Prompt.
Name every person who appears by name in the Solr performance thread below.

Selected passage: Begin

Re: Solr performance issue

Posted by Shawn Heisey <so...@elyograg.org>.

My solr+jetty+java6 install seems to work well with these GC options.  
It's a dual processor environment:

-XX:+UseConcMarkSweepGC -XX:+CMSIncrementalMode

I've never had a real problem with memory, so I've not done any kind of 
auditing.  I probably should, but time is a limited resource.

Shawn


On 3/14/2011 2:29 PM, Markus Jelsma wrote:
> That depends on your GC settings and generation sizes. And, instead of
> UseParallelGC you'd better use UseParNewGC in combination with CMS.
>
> See 22: http://java.sun.com/docs/hotspot/gc1.4.2/faq.html
>> It's actually, as I understand it, expected JVM behavior to see the heap
>> rise to close to it's limit before it gets GC'd, that's how Java GC
>> works.  Whether that should happen every 20 seconds or what, I don't nkow.
>>
>> Another option is setting better JVM garbage collection arguments, so GC
>> doesn't "stop the world" so often. I have had good luck with my Solr
>> using this:  -XX:+UseParallelGC

Re: Solr performance issue

Posted by Doğacan Güney <do...@gmail.com>.

Hello,

2011/3/14 Markus Jelsma <ma...@openindex.io>

> That depends on your GC settings and generation sizes. And, instead of
> UseParallelGC you'd better use UseParNewGC in combination with CMS.

Selected passage: End
Data records: Begin

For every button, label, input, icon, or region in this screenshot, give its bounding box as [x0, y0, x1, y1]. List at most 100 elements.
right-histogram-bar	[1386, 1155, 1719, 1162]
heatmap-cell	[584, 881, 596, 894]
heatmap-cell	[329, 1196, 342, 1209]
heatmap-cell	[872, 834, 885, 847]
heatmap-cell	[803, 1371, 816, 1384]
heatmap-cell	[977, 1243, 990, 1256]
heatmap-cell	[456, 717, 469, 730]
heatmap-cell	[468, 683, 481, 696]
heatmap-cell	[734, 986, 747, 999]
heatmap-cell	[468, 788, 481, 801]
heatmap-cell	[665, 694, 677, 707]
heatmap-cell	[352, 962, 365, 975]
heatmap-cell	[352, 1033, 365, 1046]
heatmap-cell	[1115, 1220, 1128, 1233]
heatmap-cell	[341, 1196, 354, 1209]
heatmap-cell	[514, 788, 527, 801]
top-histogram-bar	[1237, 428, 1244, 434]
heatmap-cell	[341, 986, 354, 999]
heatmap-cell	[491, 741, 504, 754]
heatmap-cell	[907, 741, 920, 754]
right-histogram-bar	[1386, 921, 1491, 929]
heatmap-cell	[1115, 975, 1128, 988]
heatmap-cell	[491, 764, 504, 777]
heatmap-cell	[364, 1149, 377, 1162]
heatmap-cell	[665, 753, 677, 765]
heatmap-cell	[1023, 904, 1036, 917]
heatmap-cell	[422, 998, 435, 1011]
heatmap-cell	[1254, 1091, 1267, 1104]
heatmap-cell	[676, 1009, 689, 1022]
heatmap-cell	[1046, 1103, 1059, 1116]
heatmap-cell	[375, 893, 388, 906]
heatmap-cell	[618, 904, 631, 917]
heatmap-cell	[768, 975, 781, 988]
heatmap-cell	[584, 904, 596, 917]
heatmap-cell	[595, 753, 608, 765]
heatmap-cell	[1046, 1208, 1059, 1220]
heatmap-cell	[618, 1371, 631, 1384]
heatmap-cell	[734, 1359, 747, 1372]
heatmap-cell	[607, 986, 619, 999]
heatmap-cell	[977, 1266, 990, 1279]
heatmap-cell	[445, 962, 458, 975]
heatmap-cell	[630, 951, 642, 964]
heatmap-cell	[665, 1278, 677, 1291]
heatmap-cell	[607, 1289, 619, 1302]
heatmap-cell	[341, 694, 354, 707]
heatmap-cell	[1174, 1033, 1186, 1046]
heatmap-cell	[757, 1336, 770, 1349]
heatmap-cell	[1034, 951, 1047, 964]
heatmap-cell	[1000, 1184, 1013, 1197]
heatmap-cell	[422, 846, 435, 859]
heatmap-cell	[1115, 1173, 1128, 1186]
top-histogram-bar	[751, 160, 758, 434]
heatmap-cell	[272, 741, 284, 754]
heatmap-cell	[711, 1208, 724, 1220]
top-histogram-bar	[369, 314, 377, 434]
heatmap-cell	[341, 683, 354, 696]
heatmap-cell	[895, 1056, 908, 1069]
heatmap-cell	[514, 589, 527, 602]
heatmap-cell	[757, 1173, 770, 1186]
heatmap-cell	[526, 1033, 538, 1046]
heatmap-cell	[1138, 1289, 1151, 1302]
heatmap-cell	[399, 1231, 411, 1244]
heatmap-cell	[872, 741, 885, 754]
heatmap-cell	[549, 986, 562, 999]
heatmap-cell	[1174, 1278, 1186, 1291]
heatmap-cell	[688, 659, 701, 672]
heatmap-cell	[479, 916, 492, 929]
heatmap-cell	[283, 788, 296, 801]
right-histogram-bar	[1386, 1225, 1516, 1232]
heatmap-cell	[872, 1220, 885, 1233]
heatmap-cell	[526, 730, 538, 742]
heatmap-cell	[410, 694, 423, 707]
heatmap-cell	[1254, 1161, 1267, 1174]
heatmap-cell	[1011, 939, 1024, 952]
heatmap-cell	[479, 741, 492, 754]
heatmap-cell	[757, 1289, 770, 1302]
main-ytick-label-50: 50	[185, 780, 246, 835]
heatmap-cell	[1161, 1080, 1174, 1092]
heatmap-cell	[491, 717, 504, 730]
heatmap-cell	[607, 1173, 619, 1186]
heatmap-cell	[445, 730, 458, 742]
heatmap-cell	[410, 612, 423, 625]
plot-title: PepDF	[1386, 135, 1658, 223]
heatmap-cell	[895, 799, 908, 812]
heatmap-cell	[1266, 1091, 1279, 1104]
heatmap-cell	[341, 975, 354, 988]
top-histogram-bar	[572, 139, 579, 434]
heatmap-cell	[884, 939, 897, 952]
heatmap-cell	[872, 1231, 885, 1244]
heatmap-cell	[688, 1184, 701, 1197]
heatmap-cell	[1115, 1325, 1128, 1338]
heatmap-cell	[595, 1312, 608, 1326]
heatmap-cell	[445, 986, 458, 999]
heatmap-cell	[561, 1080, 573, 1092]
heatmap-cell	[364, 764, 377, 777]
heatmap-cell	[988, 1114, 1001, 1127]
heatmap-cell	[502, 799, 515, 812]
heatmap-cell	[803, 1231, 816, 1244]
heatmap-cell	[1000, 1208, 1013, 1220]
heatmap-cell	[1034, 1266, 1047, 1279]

Data records: End

Task solution.
Shawn Heisey
Markus Jelsma
Doğacan Güney